> **Problem**:
Collect each line containing "Batteriekapazität".

### Data listing

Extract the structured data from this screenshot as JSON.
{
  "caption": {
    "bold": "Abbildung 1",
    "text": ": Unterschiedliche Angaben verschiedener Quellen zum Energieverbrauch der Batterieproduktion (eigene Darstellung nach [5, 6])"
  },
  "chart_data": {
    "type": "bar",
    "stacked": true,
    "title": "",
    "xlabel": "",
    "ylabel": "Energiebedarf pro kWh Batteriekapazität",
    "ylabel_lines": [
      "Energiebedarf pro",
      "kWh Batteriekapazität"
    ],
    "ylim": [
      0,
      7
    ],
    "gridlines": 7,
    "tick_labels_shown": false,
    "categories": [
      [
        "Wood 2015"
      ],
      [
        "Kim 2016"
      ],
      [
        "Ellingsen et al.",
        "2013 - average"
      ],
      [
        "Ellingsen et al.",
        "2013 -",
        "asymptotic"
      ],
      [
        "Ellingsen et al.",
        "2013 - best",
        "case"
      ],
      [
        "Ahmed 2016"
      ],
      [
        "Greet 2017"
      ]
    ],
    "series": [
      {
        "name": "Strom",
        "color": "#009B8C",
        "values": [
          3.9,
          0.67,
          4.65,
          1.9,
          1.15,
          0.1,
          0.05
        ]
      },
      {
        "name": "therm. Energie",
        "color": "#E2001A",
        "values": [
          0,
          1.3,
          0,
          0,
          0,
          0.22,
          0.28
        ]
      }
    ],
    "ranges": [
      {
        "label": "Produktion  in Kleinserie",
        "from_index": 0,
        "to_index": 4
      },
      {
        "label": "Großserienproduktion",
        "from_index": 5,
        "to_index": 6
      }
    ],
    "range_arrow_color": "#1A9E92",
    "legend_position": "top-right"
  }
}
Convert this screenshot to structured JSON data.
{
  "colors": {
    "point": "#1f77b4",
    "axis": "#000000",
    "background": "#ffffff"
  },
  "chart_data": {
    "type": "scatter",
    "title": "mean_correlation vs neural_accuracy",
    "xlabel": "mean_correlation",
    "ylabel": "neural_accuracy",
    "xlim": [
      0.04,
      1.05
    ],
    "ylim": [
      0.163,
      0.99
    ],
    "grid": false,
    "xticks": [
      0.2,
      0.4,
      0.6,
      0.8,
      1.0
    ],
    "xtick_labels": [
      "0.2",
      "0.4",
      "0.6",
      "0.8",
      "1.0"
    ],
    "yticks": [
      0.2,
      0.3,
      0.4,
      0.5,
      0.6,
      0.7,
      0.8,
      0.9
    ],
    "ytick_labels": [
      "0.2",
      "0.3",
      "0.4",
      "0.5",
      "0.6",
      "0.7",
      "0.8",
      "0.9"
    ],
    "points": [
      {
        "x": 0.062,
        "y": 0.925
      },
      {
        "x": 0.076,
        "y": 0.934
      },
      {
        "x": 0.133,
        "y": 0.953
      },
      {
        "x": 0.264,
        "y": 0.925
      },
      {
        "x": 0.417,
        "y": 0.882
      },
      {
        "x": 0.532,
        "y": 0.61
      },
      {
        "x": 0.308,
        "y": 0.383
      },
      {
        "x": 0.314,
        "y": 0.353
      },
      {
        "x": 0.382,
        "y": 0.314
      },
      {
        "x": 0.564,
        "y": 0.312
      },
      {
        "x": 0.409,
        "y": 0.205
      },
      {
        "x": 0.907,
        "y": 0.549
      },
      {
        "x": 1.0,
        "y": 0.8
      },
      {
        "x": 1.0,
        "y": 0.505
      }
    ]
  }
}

######

> **Answer to the exercise**:
    "ylabel": "Energiebedarf pro kWh Batteriekapazität",
      "kWh Batteriekapazität"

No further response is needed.